Reproduce verbatim the lines starting at the one containing "map-cell [483, 218, 491, 225]" and ending after the one containing "map-cell [949, 223, 956, 230]".

========================================

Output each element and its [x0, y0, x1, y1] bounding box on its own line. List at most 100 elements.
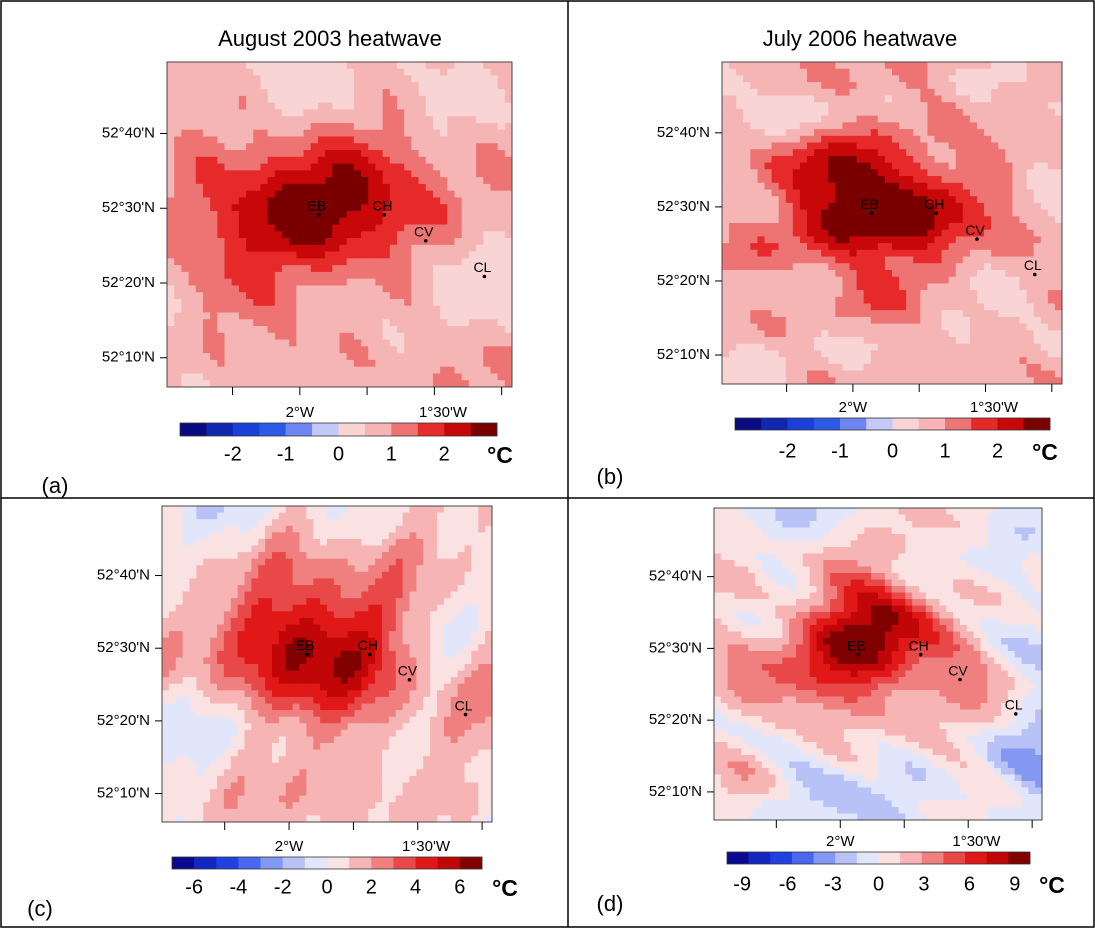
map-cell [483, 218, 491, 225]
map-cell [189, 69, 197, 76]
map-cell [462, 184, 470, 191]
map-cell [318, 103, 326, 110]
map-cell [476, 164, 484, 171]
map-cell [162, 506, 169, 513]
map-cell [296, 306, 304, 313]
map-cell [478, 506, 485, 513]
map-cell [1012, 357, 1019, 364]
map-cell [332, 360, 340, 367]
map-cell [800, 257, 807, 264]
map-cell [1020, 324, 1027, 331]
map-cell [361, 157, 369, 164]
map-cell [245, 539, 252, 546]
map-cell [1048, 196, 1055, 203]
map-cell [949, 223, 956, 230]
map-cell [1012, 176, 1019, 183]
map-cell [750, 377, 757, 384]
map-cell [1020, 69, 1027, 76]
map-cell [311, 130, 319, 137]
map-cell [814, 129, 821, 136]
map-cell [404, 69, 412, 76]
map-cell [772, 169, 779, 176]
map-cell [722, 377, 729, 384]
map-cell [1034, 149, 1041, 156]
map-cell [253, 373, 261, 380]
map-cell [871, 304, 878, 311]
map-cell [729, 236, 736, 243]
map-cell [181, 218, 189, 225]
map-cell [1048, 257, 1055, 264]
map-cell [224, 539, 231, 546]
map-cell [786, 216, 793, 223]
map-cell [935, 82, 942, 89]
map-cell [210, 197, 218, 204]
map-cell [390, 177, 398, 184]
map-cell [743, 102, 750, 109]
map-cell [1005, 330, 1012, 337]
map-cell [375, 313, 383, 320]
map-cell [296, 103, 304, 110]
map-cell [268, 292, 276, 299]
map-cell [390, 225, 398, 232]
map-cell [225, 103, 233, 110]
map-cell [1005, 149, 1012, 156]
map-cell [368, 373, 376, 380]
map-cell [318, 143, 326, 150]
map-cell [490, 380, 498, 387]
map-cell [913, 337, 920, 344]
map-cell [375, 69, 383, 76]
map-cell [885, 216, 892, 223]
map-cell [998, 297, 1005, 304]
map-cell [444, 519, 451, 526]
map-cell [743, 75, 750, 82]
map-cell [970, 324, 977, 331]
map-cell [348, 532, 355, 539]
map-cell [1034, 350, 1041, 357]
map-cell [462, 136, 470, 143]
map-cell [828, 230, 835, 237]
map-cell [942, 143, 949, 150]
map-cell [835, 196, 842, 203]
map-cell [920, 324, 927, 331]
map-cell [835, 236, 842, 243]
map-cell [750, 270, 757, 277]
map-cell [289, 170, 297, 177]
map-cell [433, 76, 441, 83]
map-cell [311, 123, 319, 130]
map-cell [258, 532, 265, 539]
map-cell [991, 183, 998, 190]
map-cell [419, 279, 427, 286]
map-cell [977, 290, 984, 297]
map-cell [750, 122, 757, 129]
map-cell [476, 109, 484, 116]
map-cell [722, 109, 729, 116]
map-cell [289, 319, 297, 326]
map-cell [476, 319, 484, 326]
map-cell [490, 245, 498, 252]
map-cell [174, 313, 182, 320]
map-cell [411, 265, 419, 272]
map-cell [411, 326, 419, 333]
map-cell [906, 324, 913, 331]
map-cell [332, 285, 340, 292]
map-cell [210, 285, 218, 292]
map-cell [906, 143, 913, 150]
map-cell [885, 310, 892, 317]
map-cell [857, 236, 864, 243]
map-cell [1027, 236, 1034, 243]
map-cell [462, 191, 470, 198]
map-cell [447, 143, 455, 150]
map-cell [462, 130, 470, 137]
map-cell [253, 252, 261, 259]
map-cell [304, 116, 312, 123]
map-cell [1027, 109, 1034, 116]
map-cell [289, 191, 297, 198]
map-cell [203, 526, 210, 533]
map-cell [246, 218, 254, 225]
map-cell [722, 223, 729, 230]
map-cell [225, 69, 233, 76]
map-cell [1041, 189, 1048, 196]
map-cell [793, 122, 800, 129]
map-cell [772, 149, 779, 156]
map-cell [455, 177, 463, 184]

========================================

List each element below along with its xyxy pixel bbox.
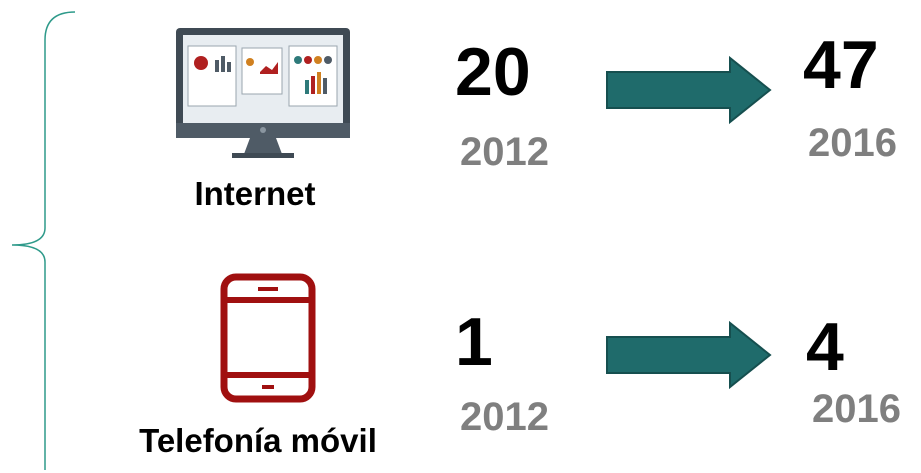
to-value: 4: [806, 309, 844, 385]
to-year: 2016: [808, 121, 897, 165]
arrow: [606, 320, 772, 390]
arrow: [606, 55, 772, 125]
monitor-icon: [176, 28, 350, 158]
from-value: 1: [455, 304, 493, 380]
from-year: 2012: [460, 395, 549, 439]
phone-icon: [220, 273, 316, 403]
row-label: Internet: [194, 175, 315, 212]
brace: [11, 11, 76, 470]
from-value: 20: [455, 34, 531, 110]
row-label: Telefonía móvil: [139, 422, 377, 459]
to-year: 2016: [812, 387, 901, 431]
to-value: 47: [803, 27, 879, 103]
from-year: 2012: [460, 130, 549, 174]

========================================

▸ TASK RESULT
map-cell [483, 218, 491, 225]
map-cell [189, 69, 197, 76]
map-cell [462, 184, 470, 191]
map-cell [318, 103, 326, 110]
map-cell [476, 164, 484, 171]
map-cell [162, 506, 169, 513]
map-cell [296, 306, 304, 313]
map-cell [478, 506, 485, 513]
map-cell [1012, 357, 1019, 364]
map-cell [332, 360, 340, 367]
map-cell [800, 257, 807, 264]
map-cell [1020, 324, 1027, 331]
map-cell [361, 157, 369, 164]
map-cell [245, 539, 252, 546]
map-cell [1048, 196, 1055, 203]
map-cell [949, 223, 956, 230]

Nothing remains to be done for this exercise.